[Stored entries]
* * *
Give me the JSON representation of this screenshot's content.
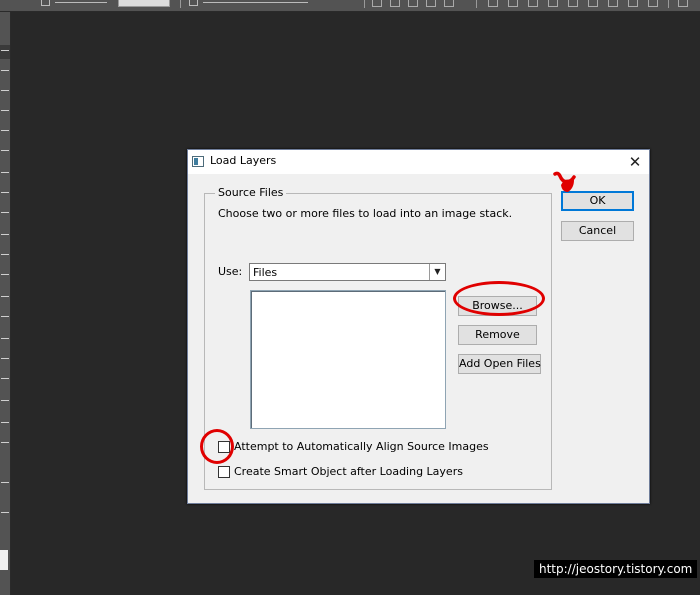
{
  "dialog": {
    "title": "Load Layers",
    "close_glyph": "✕",
    "source_files_legend": "Source Files",
    "description": "Choose two or more files to load into an image stack.",
    "use_label": "Use:",
    "use_value": "Files",
    "dropdown_glyph": "▼",
    "buttons": {
      "ok": "OK",
      "cancel": "Cancel",
      "browse": "Browse...",
      "remove": "Remove",
      "add_open_files": "Add Open Files"
    },
    "checkboxes": {
      "align": {
        "label": "Attempt to Automatically Align Source Images",
        "checked": false
      },
      "smart_object": {
        "label": "Create Smart Object after Loading Layers",
        "checked": false
      }
    }
  },
  "annotations": {
    "color": "#e00000"
  },
  "watermark": "http://jeostory.tistory.com"
}
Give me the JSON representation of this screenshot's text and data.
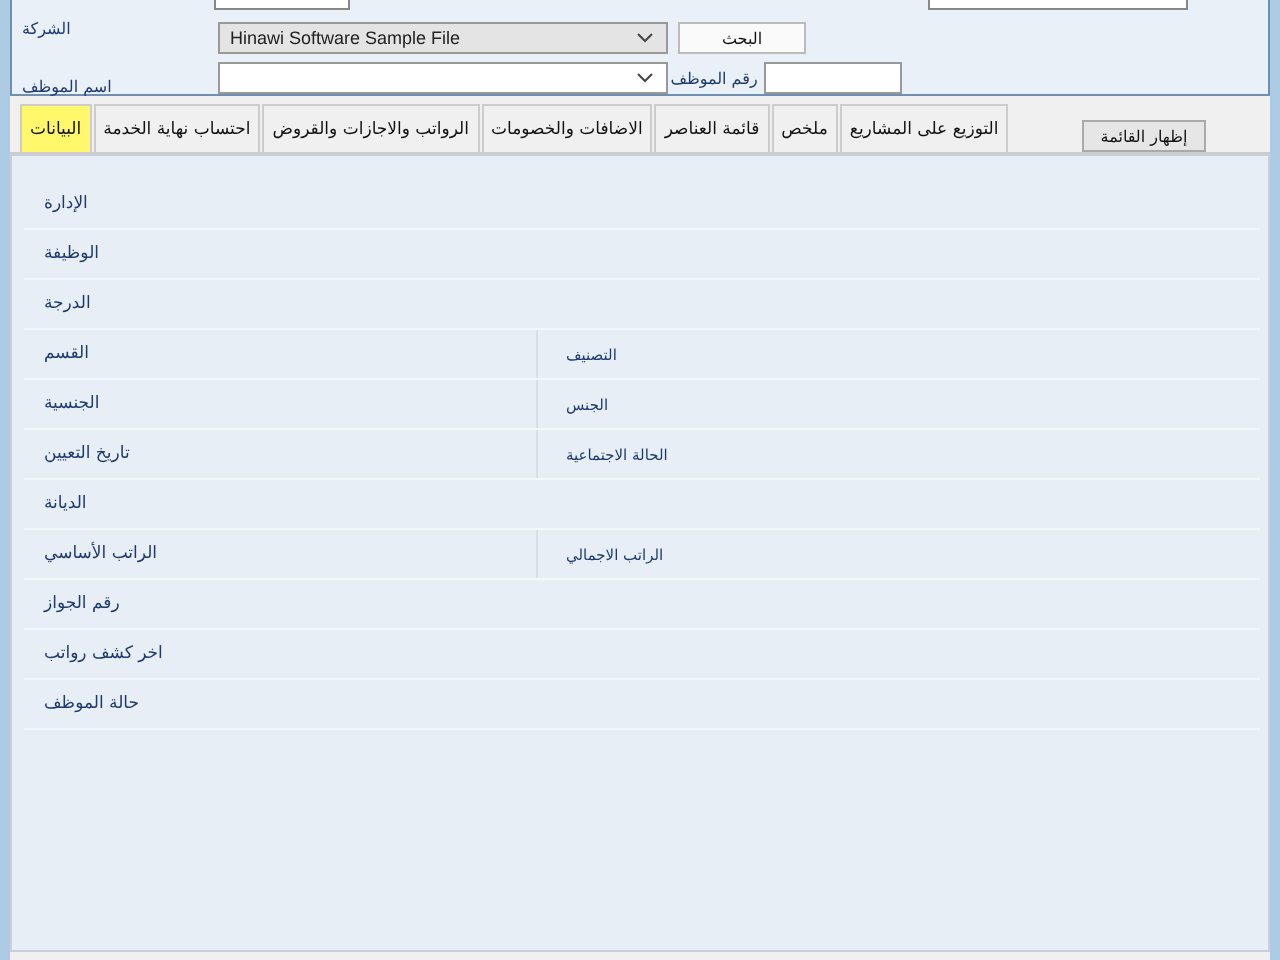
{
  "filter_panel": {
    "company_label": "الشركة",
    "company_value": "Hinawi Software Sample File",
    "search_button": "البحث",
    "employee_name_label": "اسم الموظف",
    "employee_number_label": "رقم الموظف"
  },
  "tabs": [
    {
      "label": "التوزيع على المشاريع",
      "selected": false
    },
    {
      "label": "ملخص",
      "selected": false
    },
    {
      "label": "قائمة العناصر",
      "selected": false
    },
    {
      "label": "الاضافات والخصومات",
      "selected": false
    },
    {
      "label": "الرواتب والاجازات والقروض",
      "selected": false
    },
    {
      "label": "احتساب نهاية الخدمة",
      "selected": false
    },
    {
      "label": "البيانات",
      "selected": true
    }
  ],
  "show_list_button": "إظهار القائمة",
  "fields": [
    {
      "label": "الإدارة"
    },
    {
      "label": "الوظيفة"
    },
    {
      "label": "الدرجة"
    },
    {
      "label": "القسم",
      "label_2": "التصنيف"
    },
    {
      "label": "الجنسية",
      "label_2": "الجنس"
    },
    {
      "label": "تاريخ التعيين",
      "label_2": "الحالة الاجتماعية"
    },
    {
      "label": "الديانة"
    },
    {
      "label": "الراتب الأساسي",
      "label_2": "الراتب الاجمالي"
    },
    {
      "label": "رقم الجواز"
    },
    {
      "label": "اخر كشف رواتب"
    },
    {
      "label": "حالة الموظف"
    }
  ]
}
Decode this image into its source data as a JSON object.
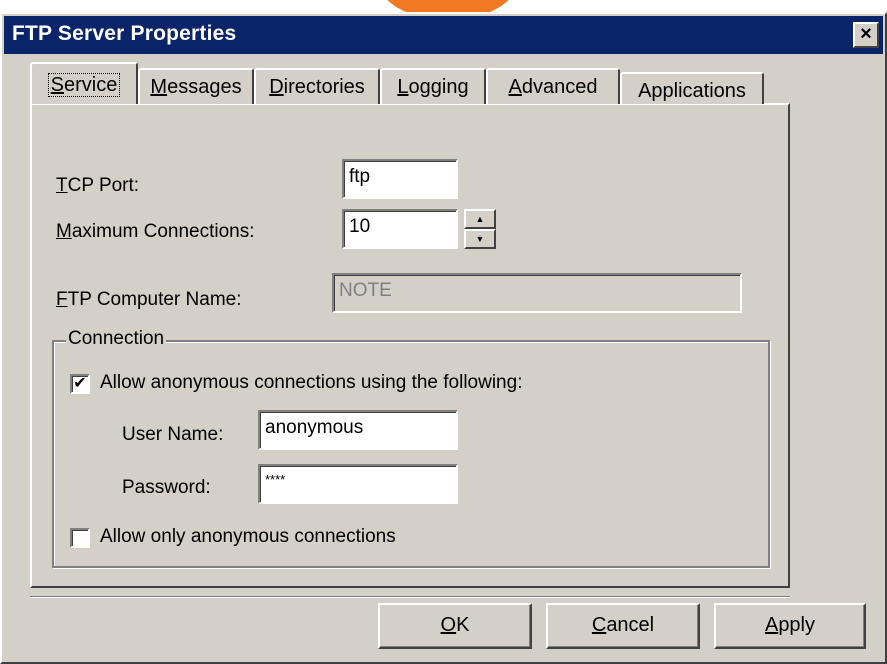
{
  "window": {
    "title": "FTP Server Properties",
    "close_glyph": "×"
  },
  "tabs": [
    {
      "mnemonic": "S",
      "rest": "ervice",
      "active": true
    },
    {
      "mnemonic": "M",
      "rest": "essages",
      "active": false
    },
    {
      "mnemonic": "D",
      "rest": "irectories",
      "active": false
    },
    {
      "mnemonic": "L",
      "rest": "ogging",
      "active": false
    },
    {
      "mnemonic": "A",
      "rest": "dvanced",
      "active": false
    },
    {
      "mnemonic": "",
      "rest": "Applications",
      "active": false
    }
  ],
  "service": {
    "tcp_port": {
      "mnemonic": "T",
      "rest": "CP Port:",
      "value": "ftp"
    },
    "max_connections": {
      "mnemonic": "M",
      "rest": "aximum Connections:",
      "value": "10",
      "up_glyph": "▲",
      "down_glyph": "▼"
    },
    "computer_name": {
      "mnemonic": "F",
      "rest": "TP Computer Name:",
      "value": "NOTE",
      "disabled": true
    }
  },
  "connection": {
    "group_label": "Connection",
    "allow_anonymous": {
      "label": "Allow anonymous connections using the following:",
      "checked": true,
      "check_glyph": "✔"
    },
    "user_name": {
      "label": "User Name:",
      "value": "anonymous"
    },
    "password": {
      "label": "Password:",
      "value": "****"
    },
    "only_anonymous": {
      "label": "Allow only anonymous connections",
      "checked": false
    }
  },
  "buttons": {
    "ok": {
      "mnemonic": "O",
      "rest": "K"
    },
    "cancel": {
      "mnemonic": "C",
      "rest": "ancel"
    },
    "apply": {
      "mnemonic": "A",
      "rest": "pply"
    }
  },
  "colors": {
    "titlebar": "#0a246a",
    "face": "#d4d0c8",
    "accent_arc": "#f07a22"
  }
}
* * *
**Aim**
Set the listing down in full and exactly. Pictures within it should not appear in the copy.

**Result**
Give me the JSON representation of this screenshot's content.
{
  "dialog": {
    "title": "Load Layers",
    "close_glyph": "✕",
    "source_files_legend": "Source Files",
    "description": "Choose two or more files to load into an image stack.",
    "use_label": "Use:",
    "use_value": "Files",
    "dropdown_glyph": "▼",
    "buttons": {
      "ok": "OK",
      "cancel": "Cancel",
      "browse": "Browse...",
      "remove": "Remove",
      "add_open_files": "Add Open Files"
    },
    "checkboxes": {
      "align": {
        "label": "Attempt to Automatically Align Source Images",
        "checked": false
      },
      "smart_object": {
        "label": "Create Smart Object after Loading Layers",
        "checked": false
      }
    }
  },
  "annotations": {
    "color": "#e00000"
  },
  "watermark": "http://jeostory.tistory.com"
}
Give me the JSON representation of this screenshot's text and data.
{
  "filter_panel": {
    "company_label": "الشركة",
    "company_value": "Hinawi Software Sample File",
    "search_button": "البحث",
    "employee_name_label": "اسم الموظف",
    "employee_number_label": "رقم الموظف"
  },
  "tabs": [
    {
      "label": "التوزيع على المشاريع",
      "selected": false
    },
    {
      "label": "ملخص",
      "selected": false
    },
    {
      "label": "قائمة العناصر",
      "selected": false
    },
    {
      "label": "الاضافات والخصومات",
      "selected": false
    },
    {
      "label": "الرواتب والاجازات والقروض",
      "selected": false
    },
    {
      "label": "احتساب نهاية الخدمة",
      "selected": false
    },
    {
      "label": "البيانات",
      "selected": true
    }
  ],
  "show_list_button": "إظهار القائمة",
  "fields": [
    {
      "label": "الإدارة"
    },
    {
      "label": "الوظيفة"
    },
    {
      "label": "الدرجة"
    },
    {
      "label": "القسم",
      "label_2": "التصنيف"
    },
    {
      "label": "الجنسية",
      "label_2": "الجنس"
    },
    {
      "label": "تاريخ التعيين",
      "label_2": "الحالة الاجتماعية"
    },
    {
      "label": "الديانة"
    },
    {
      "label": "الراتب الأساسي",
      "label_2": "الراتب الاجمالي"
    },
    {
      "label": "رقم الجواز"
    },
    {
      "label": "اخر كشف رواتب"
    },
    {
      "label": "حالة الموظف"
    }
  ]
}
Decode this image into its source data as a JSON object.
{
  "window": {
    "title": "FTP Server Properties",
    "close_glyph": "×"
  },
  "tabs": [
    {
      "mnemonic": "S",
      "rest": "ervice",
      "active": true
    },
    {
      "mnemonic": "M",
      "rest": "essages",
      "active": false
    },
    {
      "mnemonic": "D",
      "rest": "irectories",
      "active": false
    },
    {
      "mnemonic": "L",
      "rest": "ogging",
      "active": false
    },
    {
      "mnemonic": "A",
      "rest": "dvanced",
      "active": false
    },
    {
      "mnemonic": "",
      "rest": "Applications",
      "active": false
    }
  ],
  "service": {
    "tcp_port": {
      "mnemonic": "T",
      "rest": "CP Port:",
      "value": "ftp"
    },
    "max_connections": {
      "mnemonic": "M",
      "rest": "aximum Connections:",
      "value": "10",
      "up_glyph": "▲",
      "down_glyph": "▼"
    },
    "computer_name": {
      "mnemonic": "F",
      "rest": "TP Computer Name:",
      "value": "NOTE",
      "disabled": true
    }
  },
  "connection": {
    "group_label": "Connection",
    "allow_anonymous": {
      "label": "Allow anonymous connections using the following:",
      "checked": true,
      "check_glyph": "✔"
    },
    "user_name": {
      "label": "User Name:",
      "value": "anonymous"
    },
    "password": {
      "label": "Password:",
      "value": "****"
    },
    "only_anonymous": {
      "label": "Allow only anonymous connections",
      "checked": false
    }
  },
  "buttons": {
    "ok": {
      "mnemonic": "O",
      "rest": "K"
    },
    "cancel": {
      "mnemonic": "C",
      "rest": "ancel"
    },
    "apply": {
      "mnemonic": "A",
      "rest": "pply"
    }
  },
  "colors": {
    "titlebar": "#0a246a",
    "face": "#d4d0c8",
    "accent_arc": "#f07a22"
  }
}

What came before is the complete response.